WRITTEN TASK: Please output the records below in full, exactly as given, but without the images.

_ _ _ _ _

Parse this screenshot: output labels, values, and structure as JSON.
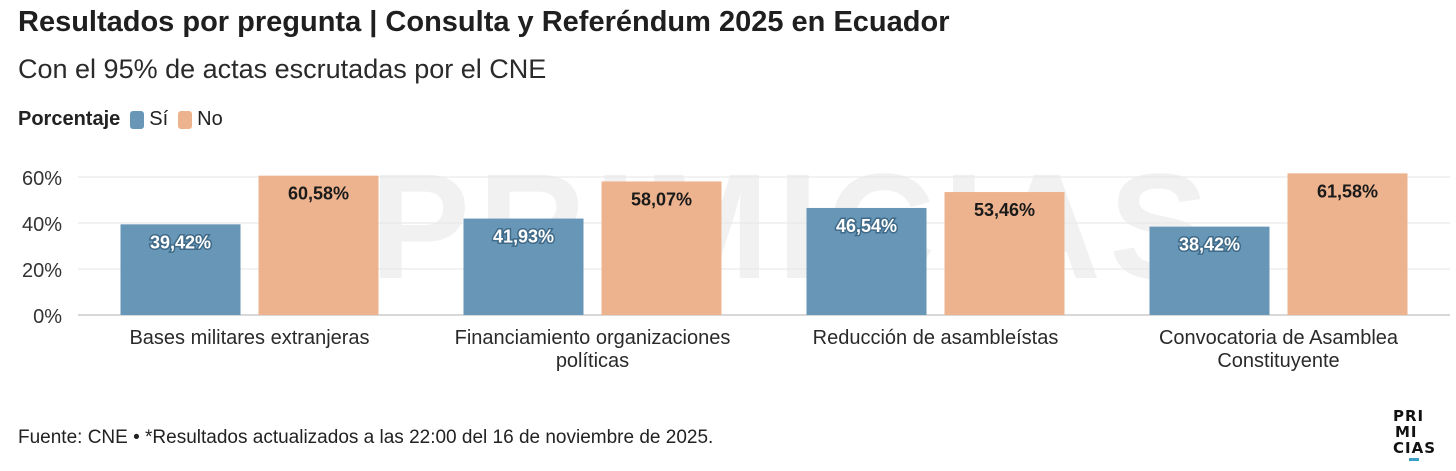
{
  "title": "Resultados por pregunta | Consulta y Referéndum 2025 en Ecuador",
  "subtitle": "Con el 95% de actas escrutadas por el CNE",
  "legend": {
    "title": "Porcentaje",
    "items": [
      {
        "label": "Sí",
        "color": "#6796b7"
      },
      {
        "label": "No",
        "color": "#edb38e"
      }
    ]
  },
  "watermark": "PRIMICIAS",
  "footer": "Fuente: CNE • *Resultados actualizados a las 22:00 del 16 de noviembre de 2025.",
  "brand": {
    "line1": "PRI",
    "line2": "MI",
    "line3": "CIAS"
  },
  "chart_data": {
    "type": "bar",
    "categories": [
      [
        "Bases militares extranjeras"
      ],
      [
        "Financiamiento organizaciones",
        "políticas"
      ],
      [
        "Reducción de asambleístas"
      ],
      [
        "Convocatoria de Asamblea",
        "Constituyente"
      ]
    ],
    "series": [
      {
        "name": "Sí",
        "color": "#6796b7",
        "values": [
          39.42,
          41.93,
          46.54,
          38.42
        ],
        "labels": [
          "39,42%",
          "41,93%",
          "46,54%",
          "38,42%"
        ]
      },
      {
        "name": "No",
        "color": "#edb38e",
        "values": [
          60.58,
          58.07,
          53.46,
          61.58
        ],
        "labels": [
          "60,58%",
          "58,07%",
          "53,46%",
          "61,58%"
        ]
      }
    ],
    "yticks": [
      0,
      20,
      40,
      60
    ],
    "ytick_labels": [
      "0%",
      "20%",
      "40%",
      "60%"
    ],
    "ylim": [
      0,
      64
    ],
    "grid": true,
    "legend_position": "top-left"
  }
}
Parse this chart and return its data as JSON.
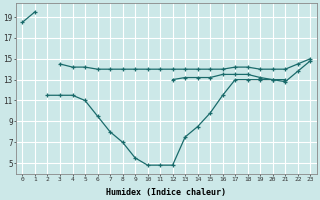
{
  "xlabel": "Humidex (Indice chaleur)",
  "background_color": "#cce8e8",
  "grid_color": "#ffffff",
  "line_color": "#1a6b6b",
  "x_values": [
    0,
    1,
    2,
    3,
    4,
    5,
    6,
    7,
    8,
    9,
    10,
    11,
    12,
    13,
    14,
    15,
    16,
    17,
    18,
    19,
    20,
    21,
    22,
    23
  ],
  "series1": [
    18.5,
    19.5,
    null,
    14.5,
    14.2,
    14.2,
    14.0,
    14.0,
    14.0,
    14.0,
    14.0,
    14.0,
    14.0,
    14.0,
    14.0,
    14.0,
    14.0,
    14.2,
    14.2,
    14.0,
    14.0,
    14.0,
    14.5,
    15.0
  ],
  "series2": [
    null,
    null,
    null,
    null,
    null,
    null,
    null,
    null,
    null,
    null,
    null,
    null,
    13.0,
    13.2,
    13.2,
    13.2,
    13.5,
    13.5,
    13.5,
    13.2,
    13.0,
    12.8,
    13.8,
    14.8
  ],
  "series3": [
    null,
    null,
    11.5,
    11.5,
    11.5,
    11.0,
    9.5,
    8.0,
    7.0,
    5.5,
    4.8,
    4.8,
    4.8,
    7.5,
    8.5,
    9.8,
    11.5,
    13.0,
    13.0,
    13.0,
    13.0,
    13.0,
    null,
    null
  ],
  "ylim": [
    4,
    20
  ],
  "xlim": [
    -0.5,
    23.5
  ],
  "yticks": [
    5,
    7,
    9,
    11,
    13,
    15,
    17,
    19
  ],
  "xticks": [
    0,
    1,
    2,
    3,
    4,
    5,
    6,
    7,
    8,
    9,
    10,
    11,
    12,
    13,
    14,
    15,
    16,
    17,
    18,
    19,
    20,
    21,
    22,
    23
  ]
}
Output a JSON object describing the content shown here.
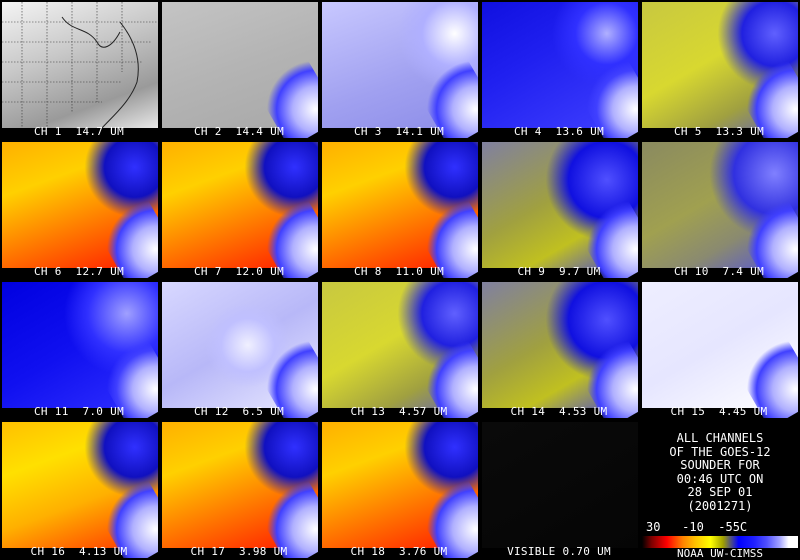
{
  "panels": [
    {
      "caption": "CH 1  14.7 UM",
      "style": "map"
    },
    {
      "caption": "CH 2  14.4 UM",
      "style": "gray"
    },
    {
      "caption": "CH 3  14.1 UM",
      "style": "lightblue"
    },
    {
      "caption": "CH 4  13.6 UM",
      "style": "blue"
    },
    {
      "caption": "CH 5  13.3 UM",
      "style": "olive"
    },
    {
      "caption": "CH 6  12.7 UM",
      "style": "warm"
    },
    {
      "caption": "CH 7  12.0 UM",
      "style": "warm"
    },
    {
      "caption": "CH 8  11.0 UM",
      "style": "warm"
    },
    {
      "caption": "CH 9  9.7 UM",
      "style": "olive2"
    },
    {
      "caption": "CH 10  7.4 UM",
      "style": "olive3"
    },
    {
      "caption": "CH 11  7.0 UM",
      "style": "deepblue"
    },
    {
      "caption": "CH 12  6.5 UM",
      "style": "paleblue"
    },
    {
      "caption": "CH 13  4.57 UM",
      "style": "olive"
    },
    {
      "caption": "CH 14  4.53 UM",
      "style": "olive2"
    },
    {
      "caption": "CH 15  4.45 UM",
      "style": "white"
    },
    {
      "caption": "CH 16  4.13 UM",
      "style": "warm2"
    },
    {
      "caption": "CH 17  3.98 UM",
      "style": "warm"
    },
    {
      "caption": "CH 18  3.76 UM",
      "style": "warm"
    },
    {
      "caption": "VISIBLE 0.70 UM",
      "style": "dark"
    }
  ],
  "info": {
    "lines": [
      "ALL CHANNELS",
      "OF THE GOES-12",
      "SOUNDER FOR",
      "00:46 UTC ON",
      "28 SEP 01",
      "(2001271)"
    ],
    "scale_labels": "30   -10  -55C",
    "credit": "NOAA UW-CIMSS"
  },
  "colors": {
    "background": "#000000",
    "text": "#ffffff"
  }
}
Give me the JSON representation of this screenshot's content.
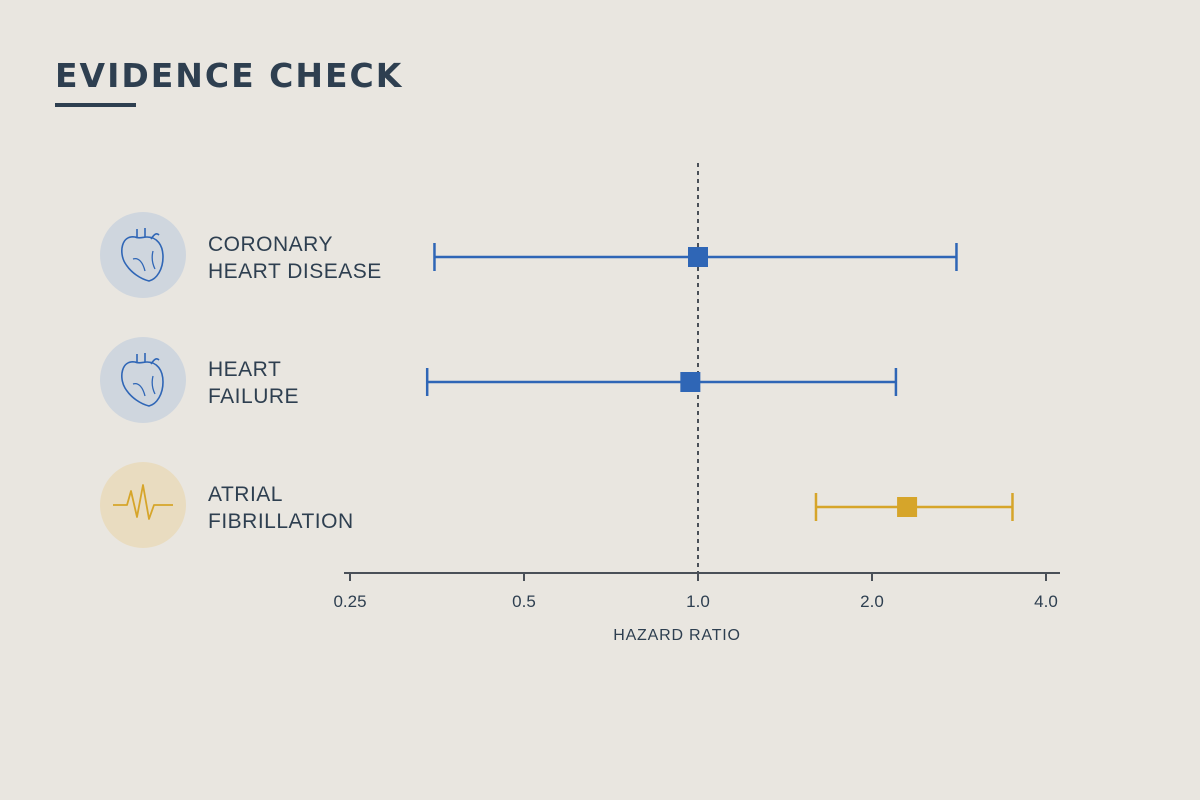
{
  "title": "EVIDENCE CHECK",
  "colors": {
    "background": "#e9e6e0",
    "text": "#2e3f50",
    "blue": "#2f66b6",
    "gold": "#d6a52a",
    "blue_circle": "#cfd6de",
    "gold_circle": "#e9dcc0"
  },
  "chart_data": {
    "type": "forest",
    "xlabel": "HAZARD RATIO",
    "xscale": "log2",
    "xlim": [
      0.25,
      4.0
    ],
    "ticks": [
      0.25,
      0.5,
      1.0,
      2.0,
      4.0
    ],
    "tick_labels": [
      "0.25",
      "0.5",
      "1.0",
      "2.0",
      "4.0"
    ],
    "reference_line": 1.0,
    "rows": [
      {
        "label": [
          "CORONARY",
          "HEART DISEASE"
        ],
        "icon": "heart-icon",
        "color": "blue",
        "estimate": 1.0,
        "ci_low": 0.35,
        "ci_high": 2.8
      },
      {
        "label": [
          "HEART",
          "FAILURE"
        ],
        "icon": "heart-icon",
        "color": "blue",
        "estimate": 0.97,
        "ci_low": 0.34,
        "ci_high": 2.2
      },
      {
        "label": [
          "ATRIAL",
          "FIBRILLATION"
        ],
        "icon": "pulse-icon",
        "color": "gold",
        "estimate": 2.3,
        "ci_low": 1.6,
        "ci_high": 3.5
      }
    ]
  }
}
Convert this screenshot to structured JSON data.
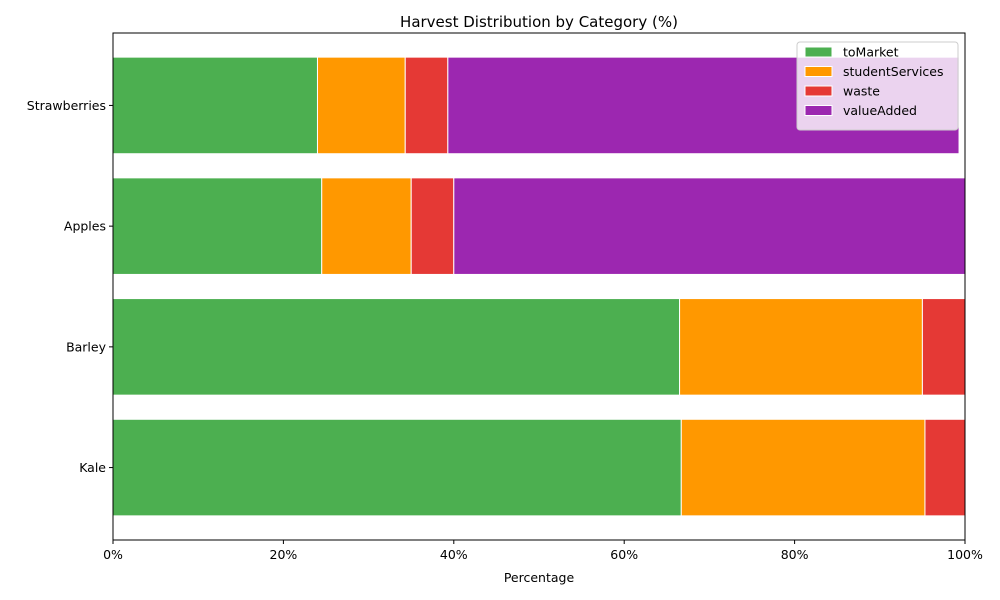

_ _ _ _ _

TASK RESPONSE:
Parse this screenshot: output labels, values, and structure as JSON.
{
  "title": "Resultados por pregunta | Consulta y Referéndum 2025 en Ecuador",
  "subtitle": "Con el 95% de actas escrutadas por el CNE",
  "legend": {
    "title": "Porcentaje",
    "items": [
      {
        "label": "Sí",
        "color": "#6796b7"
      },
      {
        "label": "No",
        "color": "#edb38e"
      }
    ]
  },
  "watermark": "PRIMICIAS",
  "footer": "Fuente: CNE • *Resultados actualizados a las 22:00 del 16 de noviembre de 2025.",
  "brand": {
    "line1": "PRI",
    "line2": "MI",
    "line3": "CIAS"
  },
  "chart_data": {
    "type": "bar",
    "categories": [
      [
        "Bases militares extranjeras"
      ],
      [
        "Financiamiento organizaciones",
        "políticas"
      ],
      [
        "Reducción de asambleístas"
      ],
      [
        "Convocatoria de Asamblea",
        "Constituyente"
      ]
    ],
    "series": [
      {
        "name": "Sí",
        "color": "#6796b7",
        "values": [
          39.42,
          41.93,
          46.54,
          38.42
        ],
        "labels": [
          "39,42%",
          "41,93%",
          "46,54%",
          "38,42%"
        ]
      },
      {
        "name": "No",
        "color": "#edb38e",
        "values": [
          60.58,
          58.07,
          53.46,
          61.58
        ],
        "labels": [
          "60,58%",
          "58,07%",
          "53,46%",
          "61,58%"
        ]
      }
    ],
    "yticks": [
      0,
      20,
      40,
      60
    ],
    "ytick_labels": [
      "0%",
      "20%",
      "40%",
      "60%"
    ],
    "ylim": [
      0,
      64
    ],
    "grid": true,
    "legend_position": "top-left"
  }
}
Parse this chart and return its data as JSON.
{
  "xlabel": "Humidex (Indice chaleur)",
  "background_color": "#cce8e8",
  "grid_color": "#ffffff",
  "line_color": "#1a6b6b",
  "x_values": [
    0,
    1,
    2,
    3,
    4,
    5,
    6,
    7,
    8,
    9,
    10,
    11,
    12,
    13,
    14,
    15,
    16,
    17,
    18,
    19,
    20,
    21,
    22,
    23
  ],
  "series1": [
    18.5,
    19.5,
    null,
    14.5,
    14.2,
    14.2,
    14.0,
    14.0,
    14.0,
    14.0,
    14.0,
    14.0,
    14.0,
    14.0,
    14.0,
    14.0,
    14.0,
    14.2,
    14.2,
    14.0,
    14.0,
    14.0,
    14.5,
    15.0
  ],
  "series2": [
    null,
    null,
    null,
    null,
    null,
    null,
    null,
    null,
    null,
    null,
    null,
    null,
    13.0,
    13.2,
    13.2,
    13.2,
    13.5,
    13.5,
    13.5,
    13.2,
    13.0,
    12.8,
    13.8,
    14.8
  ],
  "series3": [
    null,
    null,
    11.5,
    11.5,
    11.5,
    11.0,
    9.5,
    8.0,
    7.0,
    5.5,
    4.8,
    4.8,
    4.8,
    7.5,
    8.5,
    9.8,
    11.5,
    13.0,
    13.0,
    13.0,
    13.0,
    13.0,
    null,
    null
  ],
  "ylim": [
    4,
    20
  ],
  "xlim": [
    -0.5,
    23.5
  ],
  "yticks": [
    5,
    7,
    9,
    11,
    13,
    15,
    17,
    19
  ],
  "xticks": [
    0,
    1,
    2,
    3,
    4,
    5,
    6,
    7,
    8,
    9,
    10,
    11,
    12,
    13,
    14,
    15,
    16,
    17,
    18,
    19,
    20,
    21,
    22,
    23
  ]
}
Output a JSON object describing the content shown here.
{
  "panels": [
    {
      "caption": "CH 1  14.7 UM",
      "style": "map"
    },
    {
      "caption": "CH 2  14.4 UM",
      "style": "gray"
    },
    {
      "caption": "CH 3  14.1 UM",
      "style": "lightblue"
    },
    {
      "caption": "CH 4  13.6 UM",
      "style": "blue"
    },
    {
      "caption": "CH 5  13.3 UM",
      "style": "olive"
    },
    {
      "caption": "CH 6  12.7 UM",
      "style": "warm"
    },
    {
      "caption": "CH 7  12.0 UM",
      "style": "warm"
    },
    {
      "caption": "CH 8  11.0 UM",
      "style": "warm"
    },
    {
      "caption": "CH 9  9.7 UM",
      "style": "olive2"
    },
    {
      "caption": "CH 10  7.4 UM",
      "style": "olive3"
    },
    {
      "caption": "CH 11  7.0 UM",
      "style": "deepblue"
    },
    {
      "caption": "CH 12  6.5 UM",
      "style": "paleblue"
    },
    {
      "caption": "CH 13  4.57 UM",
      "style": "olive"
    },
    {
      "caption": "CH 14  4.53 UM",
      "style": "olive2"
    },
    {
      "caption": "CH 15  4.45 UM",
      "style": "white"
    },
    {
      "caption": "CH 16  4.13 UM",
      "style": "warm2"
    },
    {
      "caption": "CH 17  3.98 UM",
      "style": "warm"
    },
    {
      "caption": "CH 18  3.76 UM",
      "style": "warm"
    },
    {
      "caption": "VISIBLE 0.70 UM",
      "style": "dark"
    }
  ],
  "info": {
    "lines": [
      "ALL CHANNELS",
      "OF THE GOES-12",
      "SOUNDER FOR",
      "00:46 UTC ON",
      "28 SEP 01",
      "(2001271)"
    ],
    "scale_labels": "30   -10  -55C",
    "credit": "NOAA UW-CIMSS"
  },
  "colors": {
    "background": "#000000",
    "text": "#ffffff"
  }
}
Give me the JSON representation of this screenshot's content.
{
  "title": "EVIDENCE CHECK",
  "colors": {
    "background": "#e9e6e0",
    "text": "#2e3f50",
    "blue": "#2f66b6",
    "gold": "#d6a52a",
    "blue_circle": "#cfd6de",
    "gold_circle": "#e9dcc0"
  },
  "chart_data": {
    "type": "forest",
    "xlabel": "HAZARD RATIO",
    "xscale": "log2",
    "xlim": [
      0.25,
      4.0
    ],
    "ticks": [
      0.25,
      0.5,
      1.0,
      2.0,
      4.0
    ],
    "tick_labels": [
      "0.25",
      "0.5",
      "1.0",
      "2.0",
      "4.0"
    ],
    "reference_line": 1.0,
    "rows": [
      {
        "label": [
          "CORONARY",
          "HEART DISEASE"
        ],
        "icon": "heart-icon",
        "color": "blue",
        "estimate": 1.0,
        "ci_low": 0.35,
        "ci_high": 2.8
      },
      {
        "label": [
          "HEART",
          "FAILURE"
        ],
        "icon": "heart-icon",
        "color": "blue",
        "estimate": 0.97,
        "ci_low": 0.34,
        "ci_high": 2.2
      },
      {
        "label": [
          "ATRIAL",
          "FIBRILLATION"
        ],
        "icon": "pulse-icon",
        "color": "gold",
        "estimate": 2.3,
        "ci_low": 1.6,
        "ci_high": 3.5
      }
    ]
  }
}
Convert this screenshot to structured JSON data.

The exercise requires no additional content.